[Begin Rows]
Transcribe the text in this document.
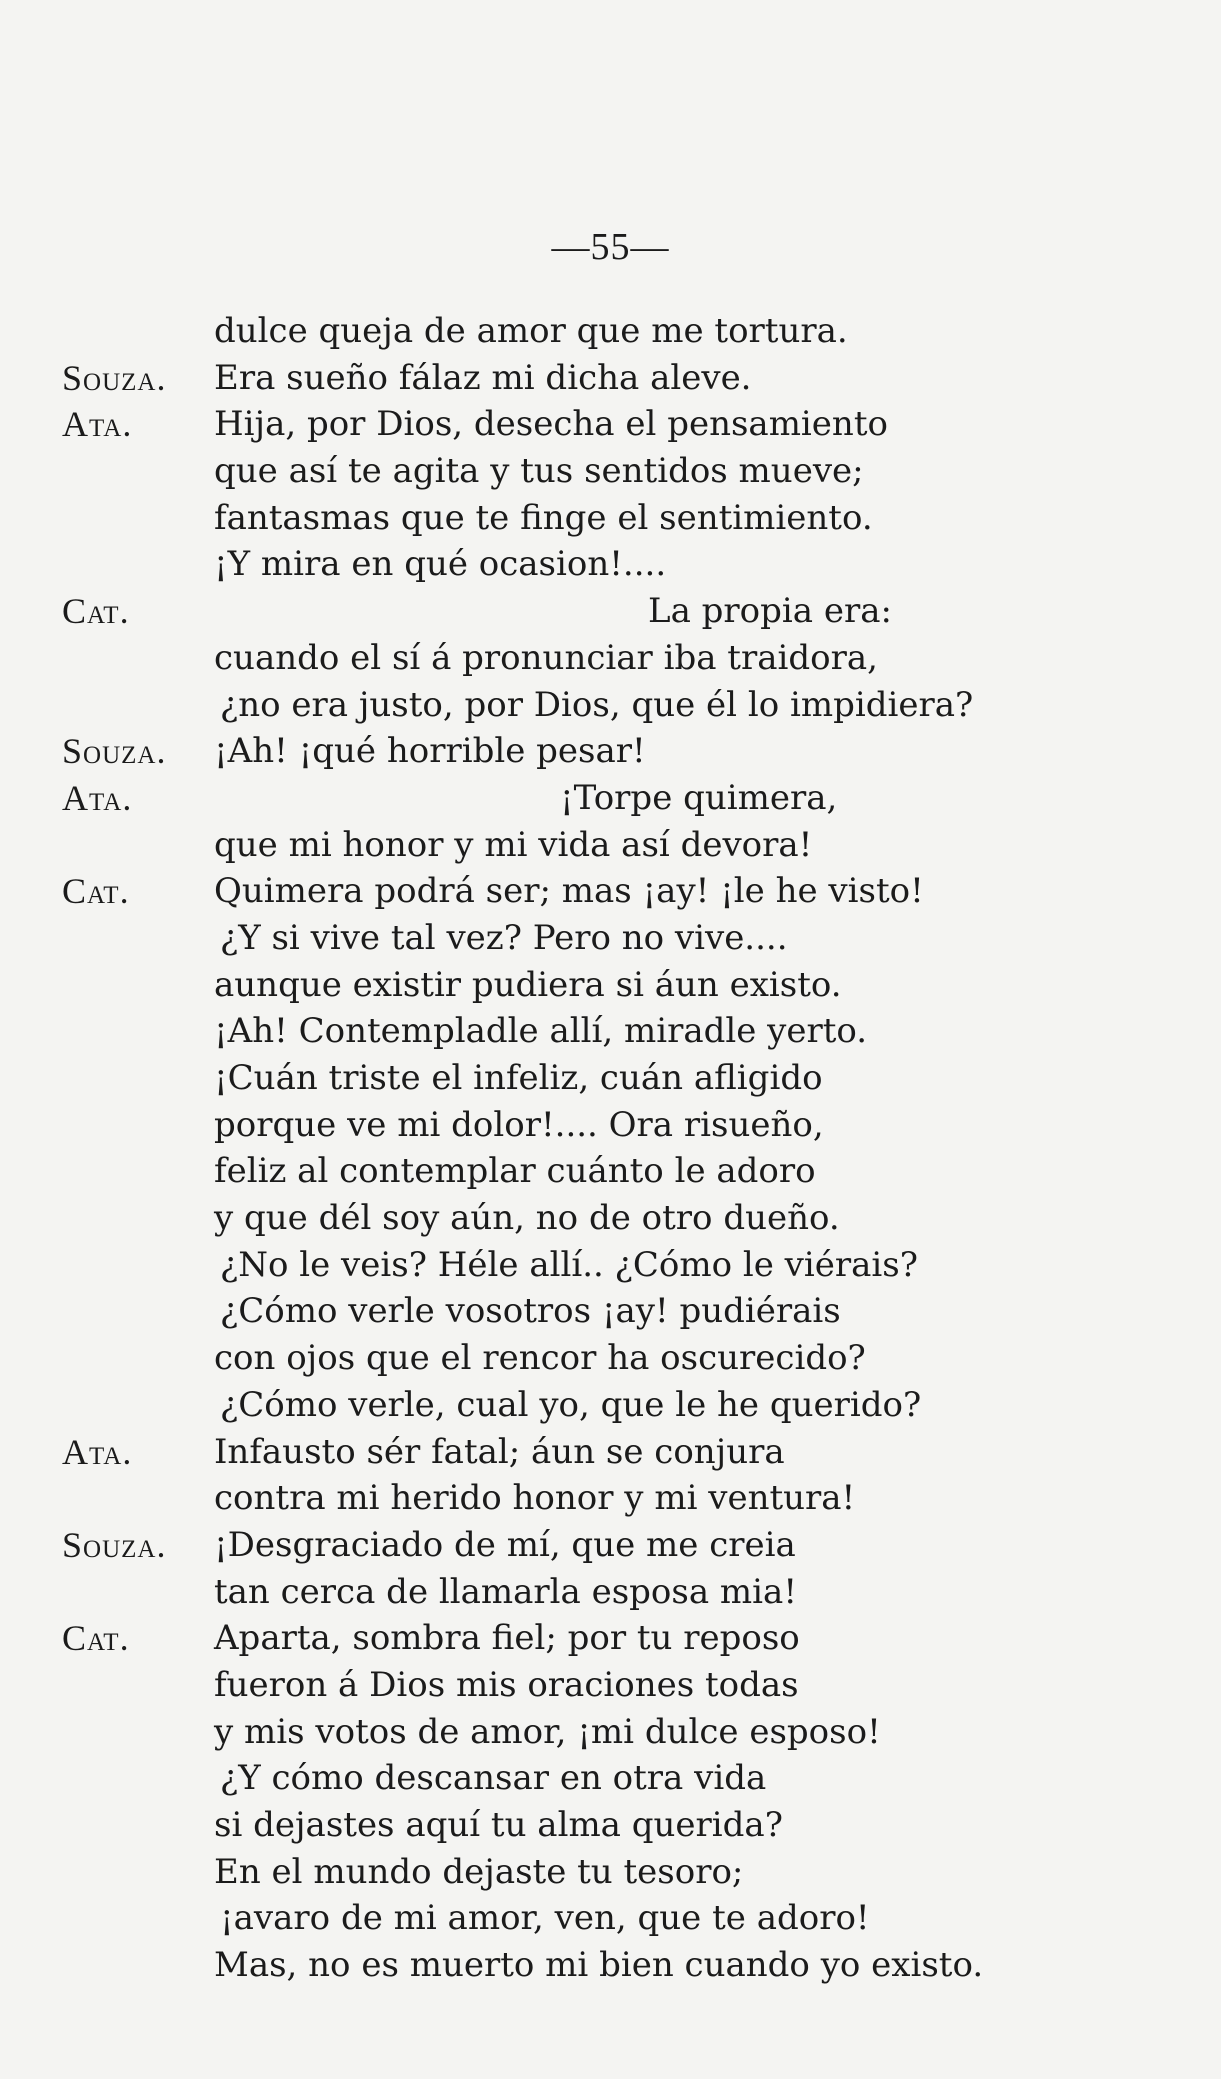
—55—
dulce queja de amor que me tortura.
Souza. Era sueño fálaz mi dicha aleve.
Ata. Hija, por Dios, desecha el pensamiento
que así te agita y tus sentidos mueve;
fantasmas que te finge el sentimiento.
¡Y mira en qué ocasion!....
Cat.	La propia era:
cuando el sí á pronunciar iba traidora,
¿no era justo, por Dios, que él lo impidiera?
Souza. ¡Ah! ¡qué horrible pesar!
Ata.	¡Torpe quimera,
que mi honor y mi vida así devora!
Cat. Quimera podrá ser; mas ¡ay! ¡le he visto!
¿Y si vive tal vez? Pero no vive....
aunque existir pudiera si áun existo.
¡Ah! Contempladle allí, miradle yerto.
¡Cuán triste el infeliz, cuán afligido
porque ve mi dolor!.... Ora risueño,
feliz al contemplar cuánto le adoro
y que dél soy aún, no de otro dueño.
¿No le veis? Héle allí.. ¿Cómo le viérais?
¿Cómo verle vosotros ¡ay! pudiérais
con ojos que el rencor ha oscurecido?
¿Cómo verle, cual yo, que le he querido?
Ata. Infausto sér fatal; áun se conjura
contra mi herido honor y mi ventura!
Souza. ¡Desgraciado de mí, que me creia
tan cerca de llamarla esposa mia!
Cat. Aparta, sombra fiel; por tu reposo
fueron á Dios mis oraciones todas
y mis votos de amor, ¡mi dulce esposo!
¿Y cómo descansar en otra vida
si dejastes aquí tu alma querida?
En el mundo dejaste tu tesoro;
¡avaro de mi amor, ven, que te adoro!
Mas, no es muerto mi bien cuando yo existo.
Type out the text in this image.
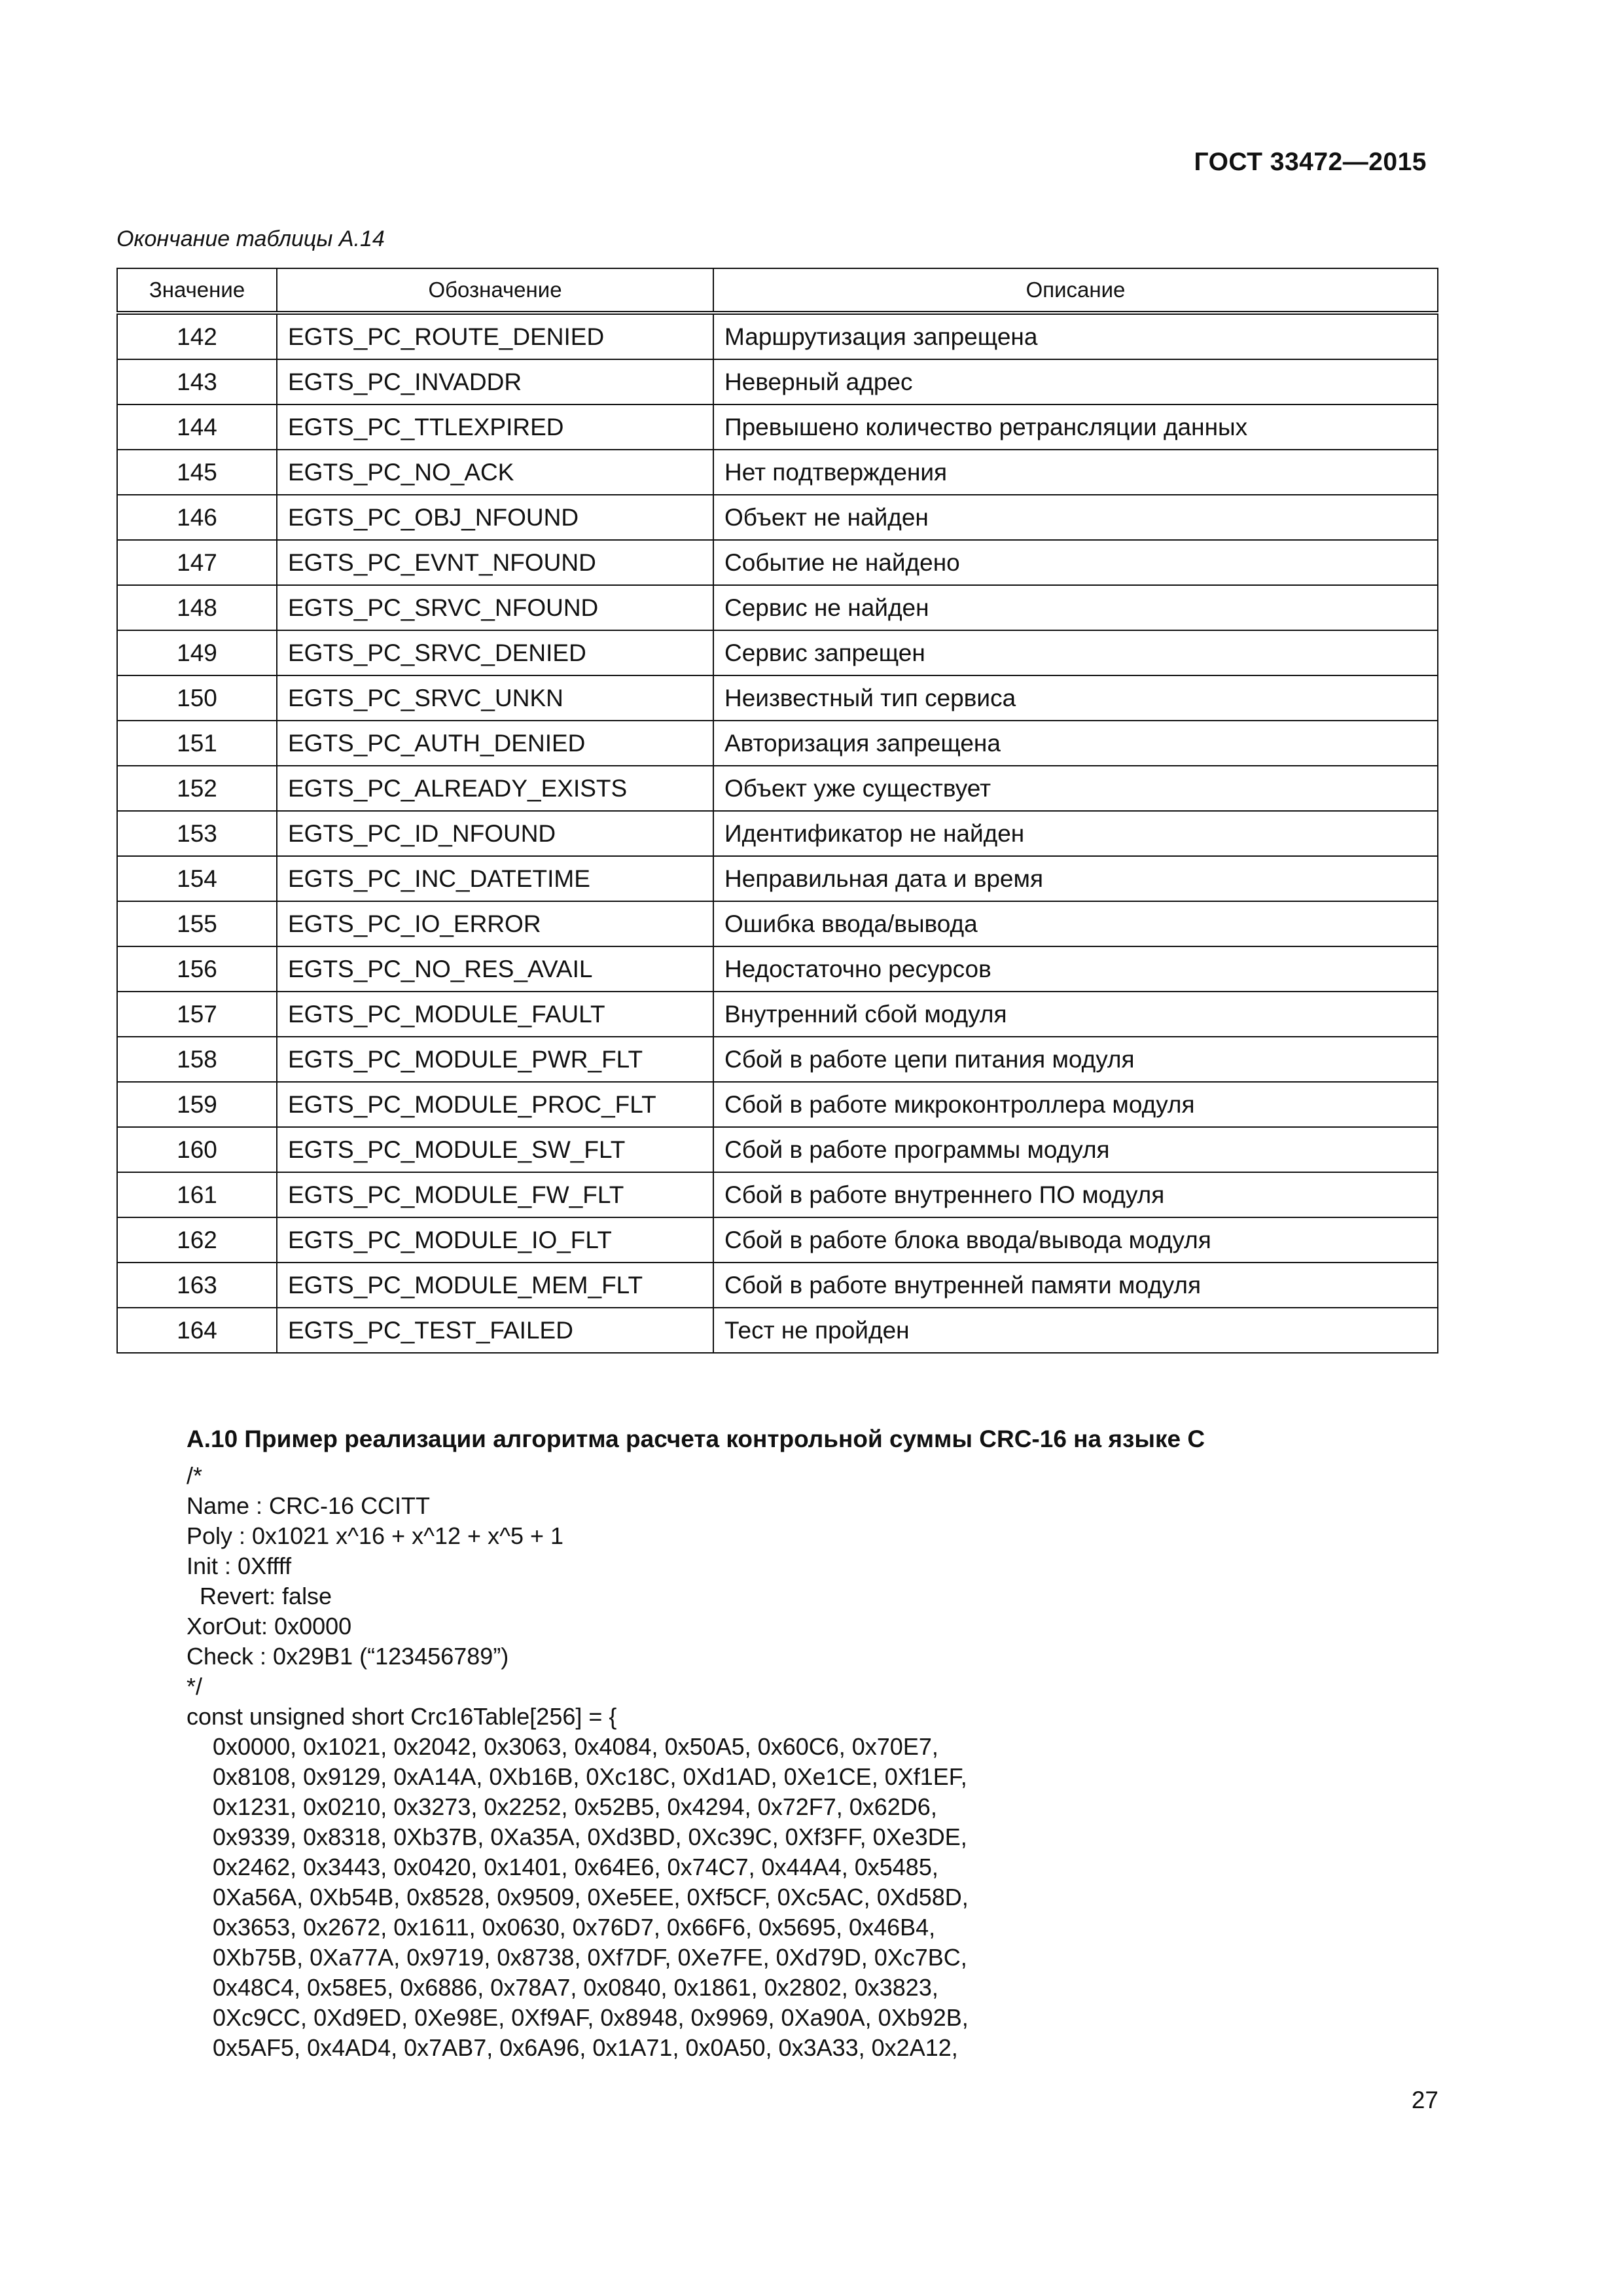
ГОСТ 33472—2015
Окончание таблицы А.14
Значение	Обозначение	Описание
142	EGTS_PC_ROUTE_DENIED	Маршрутизация запрещена
143	EGTS_PC_INVADDR	Неверный адрес
144	EGTS_PC_TTLEXPIRED	Превышено количество ретрансляции данных
145	EGTS_PC_NO_ACK	Нет подтверждения
146	EGTS_PC_OBJ_NFOUND	Объект не найден
147	EGTS_PC_EVNT_NFOUND	Событие не найдено
148	EGTS_PC_SRVC_NFOUND	Сервис не найден
149	EGTS_PC_SRVC_DENIED	Сервис запрещен
150	EGTS_PC_SRVC_UNKN	Неизвестный тип сервиса
151	EGTS_PC_AUTH_DENIED	Авторизация запрещена
152	EGTS_PC_ALREADY_EXISTS	Объект уже существует
153	EGTS_PC_ID_NFOUND	Идентификатор не найден
154	EGTS_PC_INC_DATETIME	Неправильная дата и время
155	EGTS_PC_IO_ERROR	Ошибка ввода/вывода
156	EGTS_PC_NO_RES_AVAIL	Недостаточно ресурсов
157	EGTS_PC_MODULE_FAULT	Внутренний сбой модуля
158	EGTS_PC_MODULE_PWR_FLT	Сбой в работе цепи питания модуля
159	EGTS_PC_MODULE_PROC_FLT	Сбой в работе микроконтроллера модуля
160	EGTS_PC_MODULE_SW_FLT	Сбой в работе программы модуля
161	EGTS_PC_MODULE_FW_FLT	Сбой в работе внутреннего ПО модуля
162	EGTS_PC_MODULE_IO_FLT	Сбой в работе блока ввода/вывода модуля
163	EGTS_PC_MODULE_MEM_FLT	Сбой в работе внутренней памяти модуля
164	EGTS_PC_TEST_FAILED	Тест не пройден
А.10 Пример реализации алгоритма расчета контрольной суммы CRC-16 на языке С
/*
Name : CRC-16 CCITT
Poly : 0x1021 x^16 + x^12 + x^5 + 1
Init : 0Xffff
Revert: false
XorOut: 0x0000
Check : 0x29B1 (“123456789”)
*/
const unsigned short Crc16Table[256] = {
0x0000, 0x1021, 0x2042, 0x3063, 0x4084, 0x50A5, 0x60C6, 0x70E7,
0x8108, 0x9129, 0xA14A, 0Xb16B, 0Xc18C, 0Xd1AD, 0Xe1CE, 0Xf1EF,
0x1231, 0x0210, 0x3273, 0x2252, 0x52B5, 0x4294, 0x72F7, 0x62D6,
0x9339, 0x8318, 0Xb37B, 0Xa35A, 0Xd3BD, 0Xc39C, 0Xf3FF, 0Xe3DE,
0x2462, 0x3443, 0x0420, 0x1401, 0x64E6, 0x74C7, 0x44A4, 0x5485,
0Xa56A, 0Xb54B, 0x8528, 0x9509, 0Xe5EE, 0Xf5CF, 0Xc5AC, 0Xd58D,
0x3653, 0x2672, 0x1611, 0x0630, 0x76D7, 0x66F6, 0x5695, 0x46B4,
0Xb75B, 0Xa77A, 0x9719, 0x8738, 0Xf7DF, 0Xe7FE, 0Xd79D, 0Xc7BC,
0x48C4, 0x58E5, 0x6886, 0x78A7, 0x0840, 0x1861, 0x2802, 0x3823,
0Xc9CC, 0Xd9ED, 0Xe98E, 0Xf9AF, 0x8948, 0x9969, 0Xa90A, 0Xb92B,
0x5AF5, 0x4AD4, 0x7AB7, 0x6A96, 0x1A71, 0x0A50, 0x3A33, 0x2A12,
27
[End Rows]
▶ **The task**
Every line should be retyped exactly, with the pictures omitted.

▶ **Answer for this exercise**
Transcribe the text in this document.
—55—
dulce queja de amor que me tortura.
Souza. Era sueño fálaz mi dicha aleve.
Ata. Hija, por Dios, desecha el pensamiento
que así te agita y tus sentidos mueve;
fantasmas que te finge el sentimiento.
¡Y mira en qué ocasion!....
Cat.	La propia era:
cuando el sí á pronunciar iba traidora,
¿no era justo, por Dios, que él lo impidiera?
Souza. ¡Ah! ¡qué horrible pesar!
Ata.	¡Torpe quimera,
que mi honor y mi vida así devora!
Cat. Quimera podrá ser; mas ¡ay! ¡le he visto!
¿Y si vive tal vez? Pero no vive....
aunque existir pudiera si áun existo.
¡Ah! Contempladle allí, miradle yerto.
¡Cuán triste el infeliz, cuán afligido
porque ve mi dolor!.... Ora risueño,
feliz al contemplar cuánto le adoro
y que dél soy aún, no de otro dueño.
¿No le veis? Héle allí.. ¿Cómo le viérais?
¿Cómo verle vosotros ¡ay! pudiérais
con ojos que el rencor ha oscurecido?
¿Cómo verle, cual yo, que le he querido?
Ata. Infausto sér fatal; áun se conjura
contra mi herido honor y mi ventura!
Souza. ¡Desgraciado de mí, que me creia
tan cerca de llamarla esposa mia!
Cat. Aparta, sombra fiel; por tu reposo
fueron á Dios mis oraciones todas
y mis votos de amor, ¡mi dulce esposo!
¿Y cómo descansar en otra vida
si dejastes aquí tu alma querida?
En el mundo dejaste tu tesoro;
¡avaro de mi amor, ven, que te adoro!
Mas, no es muerto mi bien cuando yo existo.
Type out the text in this image.
ГОСТ 33472—2015
Окончание таблицы А.14
Значение	Обозначение	Описание
142	EGTS_PC_ROUTE_DENIED	Маршрутизация запрещена
143	EGTS_PC_INVADDR	Неверный адрес
144	EGTS_PC_TTLEXPIRED	Превышено количество ретрансляции данных
145	EGTS_PC_NO_ACK	Нет подтверждения
146	EGTS_PC_OBJ_NFOUND	Объект не найден
147	EGTS_PC_EVNT_NFOUND	Событие не найдено
148	EGTS_PC_SRVC_NFOUND	Сервис не найден
149	EGTS_PC_SRVC_DENIED	Сервис запрещен
150	EGTS_PC_SRVC_UNKN	Неизвестный тип сервиса
151	EGTS_PC_AUTH_DENIED	Авторизация запрещена
152	EGTS_PC_ALREADY_EXISTS	Объект уже существует
153	EGTS_PC_ID_NFOUND	Идентификатор не найден
154	EGTS_PC_INC_DATETIME	Неправильная дата и время
155	EGTS_PC_IO_ERROR	Ошибка ввода/вывода
156	EGTS_PC_NO_RES_AVAIL	Недостаточно ресурсов
157	EGTS_PC_MODULE_FAULT	Внутренний сбой модуля
158	EGTS_PC_MODULE_PWR_FLT	Сбой в работе цепи питания модуля
159	EGTS_PC_MODULE_PROC_FLT	Сбой в работе микроконтроллера модуля
160	EGTS_PC_MODULE_SW_FLT	Сбой в работе программы модуля
161	EGTS_PC_MODULE_FW_FLT	Сбой в работе внутреннего ПО модуля
162	EGTS_PC_MODULE_IO_FLT	Сбой в работе блока ввода/вывода модуля
163	EGTS_PC_MODULE_MEM_FLT	Сбой в работе внутренней памяти модуля
164	EGTS_PC_TEST_FAILED	Тест не пройден
А.10 Пример реализации алгоритма расчета контрольной суммы CRC-16 на языке С
/*
Name : CRC-16 CCITT
Poly : 0x1021 x^16 + x^12 + x^5 + 1
Init : 0Xffff
Revert: false
XorOut: 0x0000
Check : 0x29B1 (“123456789”)
*/
const unsigned short Crc16Table[256] = {
0x0000, 0x1021, 0x2042, 0x3063, 0x4084, 0x50A5, 0x60C6, 0x70E7,
0x8108, 0x9129, 0xA14A, 0Xb16B, 0Xc18C, 0Xd1AD, 0Xe1CE, 0Xf1EF,
0x1231, 0x0210, 0x3273, 0x2252, 0x52B5, 0x4294, 0x72F7, 0x62D6,
0x9339, 0x8318, 0Xb37B, 0Xa35A, 0Xd3BD, 0Xc39C, 0Xf3FF, 0Xe3DE,
0x2462, 0x3443, 0x0420, 0x1401, 0x64E6, 0x74C7, 0x44A4, 0x5485,
0Xa56A, 0Xb54B, 0x8528, 0x9509, 0Xe5EE, 0Xf5CF, 0Xc5AC, 0Xd58D,
0x3653, 0x2672, 0x1611, 0x0630, 0x76D7, 0x66F6, 0x5695, 0x46B4,
0Xb75B, 0Xa77A, 0x9719, 0x8738, 0Xf7DF, 0Xe7FE, 0Xd79D, 0Xc7BC,
0x48C4, 0x58E5, 0x6886, 0x78A7, 0x0840, 0x1861, 0x2802, 0x3823,
0Xc9CC, 0Xd9ED, 0Xe98E, 0Xf9AF, 0x8948, 0x9969, 0Xa90A, 0Xb92B,
0x5AF5, 0x4AD4, 0x7AB7, 0x6A96, 0x1A71, 0x0A50, 0x3A33, 0x2A12,
27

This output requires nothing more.